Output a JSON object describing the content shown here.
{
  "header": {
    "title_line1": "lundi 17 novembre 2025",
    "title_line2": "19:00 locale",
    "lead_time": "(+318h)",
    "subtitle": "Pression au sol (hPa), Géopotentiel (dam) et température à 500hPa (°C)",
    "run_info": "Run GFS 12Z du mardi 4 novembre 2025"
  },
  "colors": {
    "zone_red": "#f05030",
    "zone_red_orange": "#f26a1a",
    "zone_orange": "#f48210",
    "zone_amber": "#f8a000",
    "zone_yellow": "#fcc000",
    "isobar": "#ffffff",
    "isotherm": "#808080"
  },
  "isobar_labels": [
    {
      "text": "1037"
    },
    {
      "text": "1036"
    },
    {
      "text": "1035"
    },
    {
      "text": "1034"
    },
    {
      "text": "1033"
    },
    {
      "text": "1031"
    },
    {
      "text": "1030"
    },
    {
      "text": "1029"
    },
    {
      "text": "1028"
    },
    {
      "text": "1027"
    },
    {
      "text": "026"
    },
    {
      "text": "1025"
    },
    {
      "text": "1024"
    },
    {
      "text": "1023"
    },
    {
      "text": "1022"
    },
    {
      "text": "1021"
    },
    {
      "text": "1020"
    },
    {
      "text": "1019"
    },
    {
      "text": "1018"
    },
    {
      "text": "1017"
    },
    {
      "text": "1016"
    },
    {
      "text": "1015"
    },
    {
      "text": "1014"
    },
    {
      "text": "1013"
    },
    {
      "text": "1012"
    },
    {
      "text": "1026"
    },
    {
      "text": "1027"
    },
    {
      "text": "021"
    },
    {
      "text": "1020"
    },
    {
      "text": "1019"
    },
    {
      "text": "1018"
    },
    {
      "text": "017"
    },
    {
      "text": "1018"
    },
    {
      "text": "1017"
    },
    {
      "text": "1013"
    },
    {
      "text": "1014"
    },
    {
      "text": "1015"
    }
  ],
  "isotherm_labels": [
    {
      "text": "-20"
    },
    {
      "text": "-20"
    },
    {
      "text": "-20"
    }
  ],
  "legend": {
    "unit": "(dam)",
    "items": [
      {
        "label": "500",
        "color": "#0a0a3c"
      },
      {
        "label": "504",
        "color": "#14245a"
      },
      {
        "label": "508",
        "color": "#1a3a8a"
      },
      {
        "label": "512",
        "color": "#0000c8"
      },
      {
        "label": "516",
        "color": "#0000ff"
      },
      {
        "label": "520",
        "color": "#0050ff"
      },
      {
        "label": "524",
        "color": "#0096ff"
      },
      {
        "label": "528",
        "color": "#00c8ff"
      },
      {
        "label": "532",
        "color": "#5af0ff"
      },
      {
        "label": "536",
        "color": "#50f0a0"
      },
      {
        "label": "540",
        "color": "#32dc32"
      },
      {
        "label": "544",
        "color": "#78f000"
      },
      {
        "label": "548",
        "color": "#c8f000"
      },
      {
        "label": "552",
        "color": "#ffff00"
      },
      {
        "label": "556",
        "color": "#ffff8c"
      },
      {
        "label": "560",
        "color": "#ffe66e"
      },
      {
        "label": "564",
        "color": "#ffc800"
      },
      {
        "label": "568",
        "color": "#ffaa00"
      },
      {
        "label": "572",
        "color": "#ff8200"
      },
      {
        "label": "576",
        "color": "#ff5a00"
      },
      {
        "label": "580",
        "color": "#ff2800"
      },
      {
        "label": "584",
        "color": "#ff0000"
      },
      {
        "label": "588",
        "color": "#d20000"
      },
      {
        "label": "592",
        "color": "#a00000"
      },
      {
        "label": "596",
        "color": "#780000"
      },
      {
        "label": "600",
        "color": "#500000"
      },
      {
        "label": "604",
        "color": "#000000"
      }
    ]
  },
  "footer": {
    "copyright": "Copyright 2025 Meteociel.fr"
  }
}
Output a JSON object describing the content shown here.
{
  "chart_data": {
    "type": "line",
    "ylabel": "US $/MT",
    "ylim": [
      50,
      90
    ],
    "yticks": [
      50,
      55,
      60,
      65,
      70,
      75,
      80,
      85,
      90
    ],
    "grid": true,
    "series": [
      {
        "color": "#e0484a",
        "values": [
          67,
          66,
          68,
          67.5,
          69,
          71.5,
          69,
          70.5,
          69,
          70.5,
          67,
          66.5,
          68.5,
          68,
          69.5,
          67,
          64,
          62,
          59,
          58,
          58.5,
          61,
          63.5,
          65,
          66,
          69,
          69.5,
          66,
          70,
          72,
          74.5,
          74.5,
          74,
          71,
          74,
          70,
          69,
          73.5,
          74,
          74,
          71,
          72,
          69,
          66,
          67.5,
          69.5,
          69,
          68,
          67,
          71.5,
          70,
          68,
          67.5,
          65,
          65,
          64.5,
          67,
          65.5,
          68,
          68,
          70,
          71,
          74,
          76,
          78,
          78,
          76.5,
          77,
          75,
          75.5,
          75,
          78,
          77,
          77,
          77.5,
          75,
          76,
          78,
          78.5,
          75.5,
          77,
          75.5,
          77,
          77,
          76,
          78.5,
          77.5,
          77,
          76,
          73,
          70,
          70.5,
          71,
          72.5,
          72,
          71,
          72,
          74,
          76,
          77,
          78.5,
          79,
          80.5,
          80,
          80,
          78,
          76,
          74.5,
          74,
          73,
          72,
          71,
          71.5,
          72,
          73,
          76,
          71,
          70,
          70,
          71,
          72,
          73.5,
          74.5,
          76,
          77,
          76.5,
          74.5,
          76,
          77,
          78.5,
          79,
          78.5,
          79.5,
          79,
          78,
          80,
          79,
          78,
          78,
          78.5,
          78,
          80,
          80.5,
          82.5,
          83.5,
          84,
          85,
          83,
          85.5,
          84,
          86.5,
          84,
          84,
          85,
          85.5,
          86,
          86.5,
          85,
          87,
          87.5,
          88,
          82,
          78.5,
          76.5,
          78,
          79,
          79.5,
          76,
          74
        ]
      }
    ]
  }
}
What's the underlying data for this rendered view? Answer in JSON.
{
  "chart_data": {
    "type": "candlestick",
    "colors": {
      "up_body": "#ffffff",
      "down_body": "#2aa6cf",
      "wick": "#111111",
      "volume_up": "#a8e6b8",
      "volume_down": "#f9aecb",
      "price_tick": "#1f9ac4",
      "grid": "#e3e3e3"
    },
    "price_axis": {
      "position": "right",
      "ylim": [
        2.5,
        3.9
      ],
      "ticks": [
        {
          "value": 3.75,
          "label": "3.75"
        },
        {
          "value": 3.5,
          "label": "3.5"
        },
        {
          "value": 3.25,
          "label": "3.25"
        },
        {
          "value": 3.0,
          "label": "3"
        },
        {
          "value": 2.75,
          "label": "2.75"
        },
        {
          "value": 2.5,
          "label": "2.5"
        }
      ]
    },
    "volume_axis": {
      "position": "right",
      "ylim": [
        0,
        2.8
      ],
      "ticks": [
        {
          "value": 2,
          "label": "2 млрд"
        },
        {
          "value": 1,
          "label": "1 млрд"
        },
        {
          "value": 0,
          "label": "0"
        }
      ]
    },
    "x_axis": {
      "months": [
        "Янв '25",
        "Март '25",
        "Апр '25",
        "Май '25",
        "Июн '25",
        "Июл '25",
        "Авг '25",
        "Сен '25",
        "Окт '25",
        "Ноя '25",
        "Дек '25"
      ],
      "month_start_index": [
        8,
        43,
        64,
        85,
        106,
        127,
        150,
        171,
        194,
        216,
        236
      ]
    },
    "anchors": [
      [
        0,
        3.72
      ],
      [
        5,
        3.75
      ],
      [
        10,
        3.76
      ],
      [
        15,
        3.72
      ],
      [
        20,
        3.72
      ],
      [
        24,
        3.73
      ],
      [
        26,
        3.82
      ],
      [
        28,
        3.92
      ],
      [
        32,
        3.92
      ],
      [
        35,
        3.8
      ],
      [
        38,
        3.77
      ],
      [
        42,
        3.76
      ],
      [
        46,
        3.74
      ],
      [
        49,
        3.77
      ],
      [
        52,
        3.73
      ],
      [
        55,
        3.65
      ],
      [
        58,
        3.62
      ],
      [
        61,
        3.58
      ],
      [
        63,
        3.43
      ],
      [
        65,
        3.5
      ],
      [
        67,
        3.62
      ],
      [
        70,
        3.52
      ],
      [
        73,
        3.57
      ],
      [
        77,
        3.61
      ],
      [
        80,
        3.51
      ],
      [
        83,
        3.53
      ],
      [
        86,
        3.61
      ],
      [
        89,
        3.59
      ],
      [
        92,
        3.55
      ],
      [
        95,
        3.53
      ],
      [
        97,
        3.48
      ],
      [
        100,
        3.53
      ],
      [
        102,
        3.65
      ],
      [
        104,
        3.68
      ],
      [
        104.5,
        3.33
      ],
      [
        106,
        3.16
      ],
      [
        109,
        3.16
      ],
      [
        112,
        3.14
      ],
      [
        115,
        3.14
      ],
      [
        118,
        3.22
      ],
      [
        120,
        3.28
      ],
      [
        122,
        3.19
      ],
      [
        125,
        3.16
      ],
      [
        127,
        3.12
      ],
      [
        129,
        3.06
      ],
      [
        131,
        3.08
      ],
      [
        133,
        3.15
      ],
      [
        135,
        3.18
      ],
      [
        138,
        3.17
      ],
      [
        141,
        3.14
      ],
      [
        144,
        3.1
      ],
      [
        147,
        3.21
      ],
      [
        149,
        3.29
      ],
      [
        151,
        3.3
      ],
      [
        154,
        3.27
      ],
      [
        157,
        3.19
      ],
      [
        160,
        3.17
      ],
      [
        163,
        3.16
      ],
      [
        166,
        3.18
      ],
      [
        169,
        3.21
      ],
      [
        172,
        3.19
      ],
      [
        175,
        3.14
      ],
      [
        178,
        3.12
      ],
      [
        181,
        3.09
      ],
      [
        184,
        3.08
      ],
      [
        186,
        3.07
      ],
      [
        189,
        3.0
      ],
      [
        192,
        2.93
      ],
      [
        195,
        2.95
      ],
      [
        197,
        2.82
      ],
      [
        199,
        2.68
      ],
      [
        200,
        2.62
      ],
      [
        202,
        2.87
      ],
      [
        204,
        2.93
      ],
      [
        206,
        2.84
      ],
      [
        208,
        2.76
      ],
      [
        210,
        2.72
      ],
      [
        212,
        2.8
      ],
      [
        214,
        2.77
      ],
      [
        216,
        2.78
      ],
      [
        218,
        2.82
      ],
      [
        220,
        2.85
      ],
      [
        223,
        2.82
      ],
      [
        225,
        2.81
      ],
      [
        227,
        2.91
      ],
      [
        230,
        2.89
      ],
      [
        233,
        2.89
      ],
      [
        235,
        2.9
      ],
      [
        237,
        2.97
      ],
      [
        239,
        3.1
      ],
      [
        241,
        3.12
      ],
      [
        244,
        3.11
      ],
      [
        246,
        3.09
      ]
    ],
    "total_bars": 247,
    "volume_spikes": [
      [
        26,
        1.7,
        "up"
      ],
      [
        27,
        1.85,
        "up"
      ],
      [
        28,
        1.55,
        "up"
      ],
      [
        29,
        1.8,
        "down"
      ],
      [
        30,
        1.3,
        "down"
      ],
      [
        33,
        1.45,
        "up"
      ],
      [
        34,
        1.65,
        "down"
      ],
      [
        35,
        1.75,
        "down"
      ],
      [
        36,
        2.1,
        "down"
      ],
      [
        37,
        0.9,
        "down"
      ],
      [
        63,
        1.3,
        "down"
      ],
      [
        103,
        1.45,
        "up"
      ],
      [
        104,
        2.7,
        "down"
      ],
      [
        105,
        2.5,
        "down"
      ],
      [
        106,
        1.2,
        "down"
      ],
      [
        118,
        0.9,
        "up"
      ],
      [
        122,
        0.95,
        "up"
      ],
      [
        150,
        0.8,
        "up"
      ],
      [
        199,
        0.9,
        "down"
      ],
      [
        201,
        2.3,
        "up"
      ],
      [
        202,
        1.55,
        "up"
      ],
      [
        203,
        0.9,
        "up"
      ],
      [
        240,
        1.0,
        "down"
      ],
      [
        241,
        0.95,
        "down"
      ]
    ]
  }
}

* * * * * * *

(Task instructions)
For each line of the entries that includes "novembre", show that line.

(Solution to the problem)
    "title_line1": "lundi 17 novembre 2025",
    "run_info": "Run GFS 12Z du mardi 4 novembre 2025"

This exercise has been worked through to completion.